Repeat each record below exactly as given.

=-=-=-=-=

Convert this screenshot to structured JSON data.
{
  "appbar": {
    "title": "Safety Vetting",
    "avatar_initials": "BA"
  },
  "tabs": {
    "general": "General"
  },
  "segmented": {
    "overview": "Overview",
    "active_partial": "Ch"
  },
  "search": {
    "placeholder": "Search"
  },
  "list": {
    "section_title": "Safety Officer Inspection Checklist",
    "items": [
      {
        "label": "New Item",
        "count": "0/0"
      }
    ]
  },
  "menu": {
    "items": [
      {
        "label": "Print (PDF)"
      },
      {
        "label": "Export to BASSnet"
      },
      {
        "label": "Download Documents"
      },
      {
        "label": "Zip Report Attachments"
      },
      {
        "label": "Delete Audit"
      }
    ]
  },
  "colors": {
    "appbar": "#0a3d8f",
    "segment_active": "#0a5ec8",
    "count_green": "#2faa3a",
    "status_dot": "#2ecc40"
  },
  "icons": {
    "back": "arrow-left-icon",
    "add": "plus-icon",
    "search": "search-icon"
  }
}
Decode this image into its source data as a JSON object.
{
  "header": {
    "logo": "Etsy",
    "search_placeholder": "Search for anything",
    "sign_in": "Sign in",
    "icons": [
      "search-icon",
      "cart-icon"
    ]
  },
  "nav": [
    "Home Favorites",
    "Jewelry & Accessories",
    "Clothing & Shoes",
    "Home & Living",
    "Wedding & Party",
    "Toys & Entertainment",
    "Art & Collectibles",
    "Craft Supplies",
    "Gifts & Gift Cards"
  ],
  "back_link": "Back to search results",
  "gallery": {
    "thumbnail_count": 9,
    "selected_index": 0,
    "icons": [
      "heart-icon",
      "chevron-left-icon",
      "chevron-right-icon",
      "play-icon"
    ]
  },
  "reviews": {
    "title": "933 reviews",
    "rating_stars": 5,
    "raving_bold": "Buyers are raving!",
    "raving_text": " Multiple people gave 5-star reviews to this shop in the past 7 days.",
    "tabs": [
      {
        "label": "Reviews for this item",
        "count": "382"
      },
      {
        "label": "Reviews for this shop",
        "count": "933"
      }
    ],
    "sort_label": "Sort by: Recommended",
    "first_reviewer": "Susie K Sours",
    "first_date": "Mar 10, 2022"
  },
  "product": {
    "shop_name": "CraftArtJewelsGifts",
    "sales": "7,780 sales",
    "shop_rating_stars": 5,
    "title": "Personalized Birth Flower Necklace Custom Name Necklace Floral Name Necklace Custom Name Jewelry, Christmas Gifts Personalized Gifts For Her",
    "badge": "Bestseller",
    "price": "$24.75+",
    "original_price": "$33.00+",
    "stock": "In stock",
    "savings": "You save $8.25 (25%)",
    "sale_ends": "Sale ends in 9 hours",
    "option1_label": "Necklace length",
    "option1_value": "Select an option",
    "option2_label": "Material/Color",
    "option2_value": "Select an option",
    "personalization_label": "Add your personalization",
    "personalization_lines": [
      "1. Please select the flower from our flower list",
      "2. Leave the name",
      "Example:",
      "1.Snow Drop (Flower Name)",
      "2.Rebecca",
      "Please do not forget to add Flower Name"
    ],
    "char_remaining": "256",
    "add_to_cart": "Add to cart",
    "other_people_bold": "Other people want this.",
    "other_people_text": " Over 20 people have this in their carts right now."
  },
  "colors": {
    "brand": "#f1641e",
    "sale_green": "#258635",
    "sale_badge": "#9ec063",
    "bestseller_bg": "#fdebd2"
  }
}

=-=-=-=-=

__Answer to the problem__
Convert this screenshot to structured JSON data.
{
  "appbar": {
    "title": "Safety Vetting",
    "avatar_initials": "BA"
  },
  "tabs": {
    "general": "General"
  },
  "segmented": {
    "overview": "Overview",
    "active_partial": "Ch"
  },
  "search": {
    "placeholder": "Search"
  },
  "list": {
    "section_title": "Safety Officer Inspection Checklist",
    "items": [
      {
        "label": "New Item",
        "count": "0/0"
      }
    ]
  },
  "menu": {
    "items": [
      {
        "label": "Print (PDF)"
      },
      {
        "label": "Export to BASSnet"
      },
      {
        "label": "Download Documents"
      },
      {
        "label": "Zip Report Attachments"
      },
      {
        "label": "Delete Audit"
      }
    ]
  },
  "colors": {
    "appbar": "#0a3d8f",
    "segment_active": "#0a5ec8",
    "count_green": "#2faa3a",
    "status_dot": "#2ecc40"
  },
  "icons": {
    "back": "arrow-left-icon",
    "add": "plus-icon",
    "search": "search-icon"
  }
}
Decode this image into its source data as a JSON object.
{
  "header": {
    "logo": "Etsy",
    "search_placeholder": "Search for anything",
    "sign_in": "Sign in",
    "icons": [
      "search-icon",
      "cart-icon"
    ]
  },
  "nav": [
    "Home Favorites",
    "Jewelry & Accessories",
    "Clothing & Shoes",
    "Home & Living",
    "Wedding & Party",
    "Toys & Entertainment",
    "Art & Collectibles",
    "Craft Supplies",
    "Gifts & Gift Cards"
  ],
  "back_link": "Back to search results",
  "gallery": {
    "thumbnail_count": 9,
    "selected_index": 0,
    "icons": [
      "heart-icon",
      "chevron-left-icon",
      "chevron-right-icon",
      "play-icon"
    ]
  },
  "reviews": {
    "title": "933 reviews",
    "rating_stars": 5,
    "raving_bold": "Buyers are raving!",
    "raving_text": " Multiple people gave 5-star reviews to this shop in the past 7 days.",
    "tabs": [
      {
        "label": "Reviews for this item",
        "count": "382"
      },
      {
        "label": "Reviews for this shop",
        "count": "933"
      }
    ],
    "sort_label": "Sort by: Recommended",
    "first_reviewer": "Susie K Sours",
    "first_date": "Mar 10, 2022"
  },
  "product": {
    "shop_name": "CraftArtJewelsGifts",
    "sales": "7,780 sales",
    "shop_rating_stars": 5,
    "title": "Personalized Birth Flower Necklace Custom Name Necklace Floral Name Necklace Custom Name Jewelry, Christmas Gifts Personalized Gifts For Her",
    "badge": "Bestseller",
    "price": "$24.75+",
    "original_price": "$33.00+",
    "stock": "In stock",
    "savings": "You save $8.25 (25%)",
    "sale_ends": "Sale ends in 9 hours",
    "option1_label": "Necklace length",
    "option1_value": "Select an option",
    "option2_label": "Material/Color",
    "option2_value": "Select an option",
    "personalization_label": "Add your personalization",
    "personalization_lines": [
      "1. Please select the flower from our flower list",
      "2. Leave the name",
      "Example:",
      "1.Snow Drop (Flower Name)",
      "2.Rebecca",
      "Please do not forget to add Flower Name"
    ],
    "char_remaining": "256",
    "add_to_cart": "Add to cart",
    "other_people_bold": "Other people want this.",
    "other_people_text": " Over 20 people have this in their carts right now."
  },
  "colors": {
    "brand": "#f1641e",
    "sale_green": "#258635",
    "sale_badge": "#9ec063",
    "bestseller_bg": "#fdebd2"
  }
}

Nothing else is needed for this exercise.